### Directive
Pick out every line with the word "weight" and copy it.

### Lines of data
• • • • • • •

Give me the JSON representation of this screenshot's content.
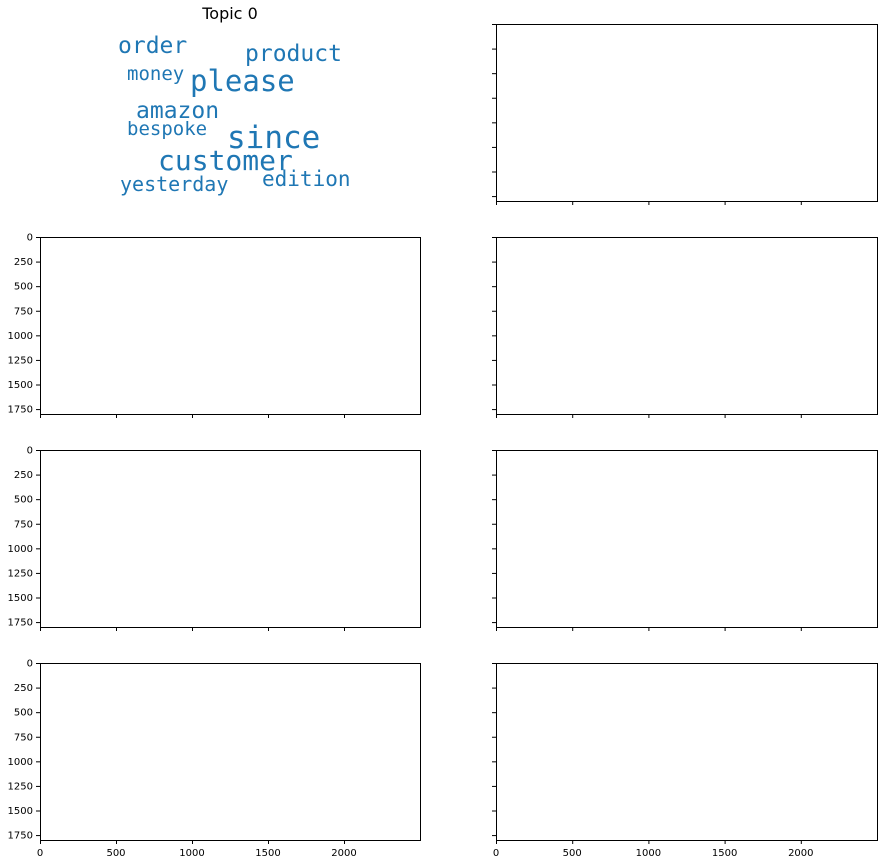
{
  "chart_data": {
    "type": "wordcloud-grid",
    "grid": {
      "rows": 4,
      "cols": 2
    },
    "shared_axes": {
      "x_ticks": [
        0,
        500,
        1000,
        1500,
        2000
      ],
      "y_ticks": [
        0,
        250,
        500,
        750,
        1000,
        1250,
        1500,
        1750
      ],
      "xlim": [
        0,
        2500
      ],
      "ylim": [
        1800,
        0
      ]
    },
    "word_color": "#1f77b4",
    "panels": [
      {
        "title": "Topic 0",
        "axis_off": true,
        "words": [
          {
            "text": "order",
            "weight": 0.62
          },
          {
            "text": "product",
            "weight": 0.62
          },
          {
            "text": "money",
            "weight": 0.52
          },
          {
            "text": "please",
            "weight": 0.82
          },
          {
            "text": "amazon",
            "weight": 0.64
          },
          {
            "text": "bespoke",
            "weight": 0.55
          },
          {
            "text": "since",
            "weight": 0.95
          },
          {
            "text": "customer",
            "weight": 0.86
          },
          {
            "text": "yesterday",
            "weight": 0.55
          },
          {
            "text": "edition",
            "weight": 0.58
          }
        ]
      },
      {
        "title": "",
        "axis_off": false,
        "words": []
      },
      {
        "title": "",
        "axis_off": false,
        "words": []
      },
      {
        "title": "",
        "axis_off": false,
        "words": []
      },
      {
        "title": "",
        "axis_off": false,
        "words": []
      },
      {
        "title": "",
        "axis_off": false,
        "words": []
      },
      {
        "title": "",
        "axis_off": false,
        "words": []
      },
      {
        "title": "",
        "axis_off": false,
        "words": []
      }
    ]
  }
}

• • • • • • •

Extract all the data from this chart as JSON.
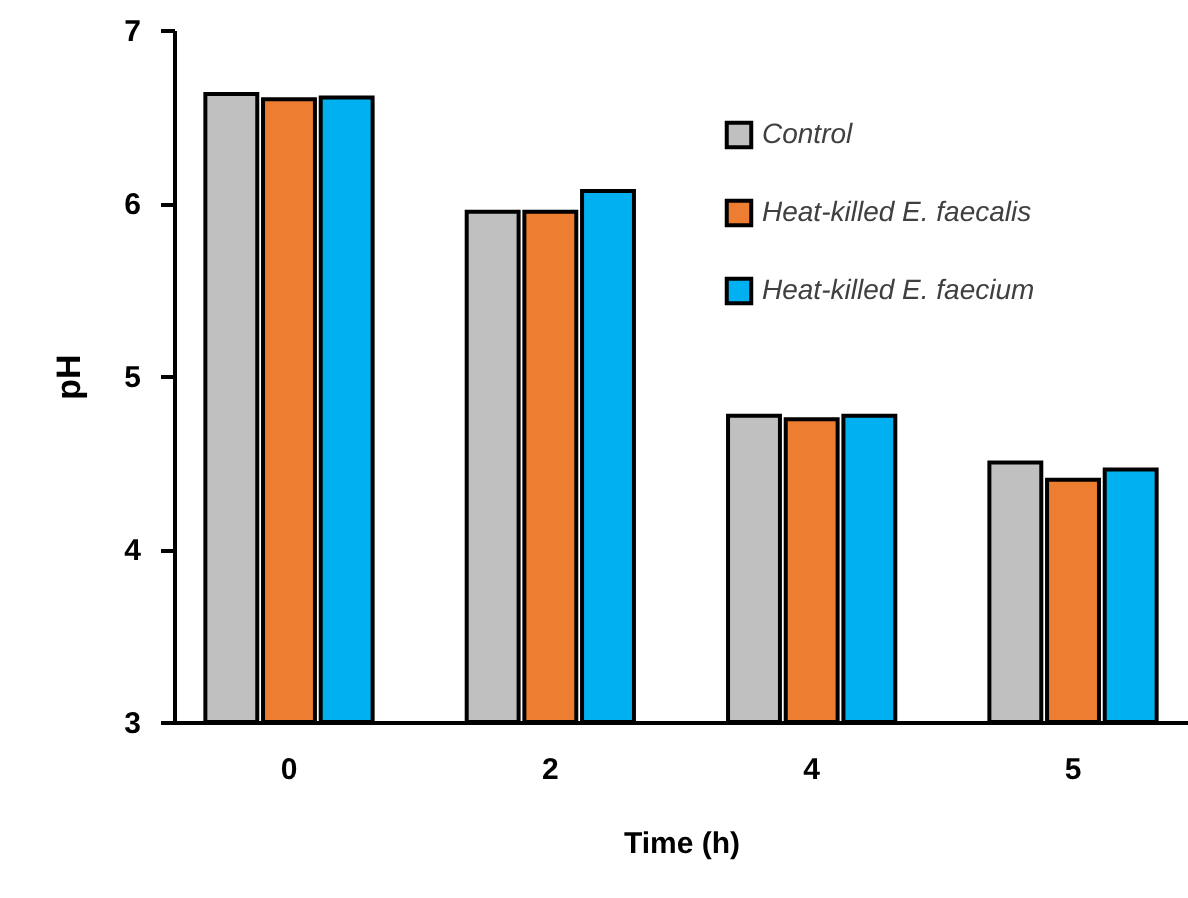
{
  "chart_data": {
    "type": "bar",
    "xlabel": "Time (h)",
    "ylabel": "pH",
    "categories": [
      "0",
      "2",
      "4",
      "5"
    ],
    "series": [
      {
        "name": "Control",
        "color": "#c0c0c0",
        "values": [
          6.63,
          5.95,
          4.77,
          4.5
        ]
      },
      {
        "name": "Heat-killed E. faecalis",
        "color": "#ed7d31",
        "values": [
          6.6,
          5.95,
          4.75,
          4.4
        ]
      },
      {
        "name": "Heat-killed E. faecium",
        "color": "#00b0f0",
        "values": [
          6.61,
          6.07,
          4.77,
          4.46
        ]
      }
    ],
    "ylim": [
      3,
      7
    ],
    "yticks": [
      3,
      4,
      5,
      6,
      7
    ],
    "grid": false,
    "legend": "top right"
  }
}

• • • • • • •

### Solved problem
            "weight": 0.62
            "weight": 0.62
            "weight": 0.52
            "weight": 0.82
            "weight": 0.64
            "weight": 0.55
            "weight": 0.95
            "weight": 0.86
            "weight": 0.55
            "weight": 0.58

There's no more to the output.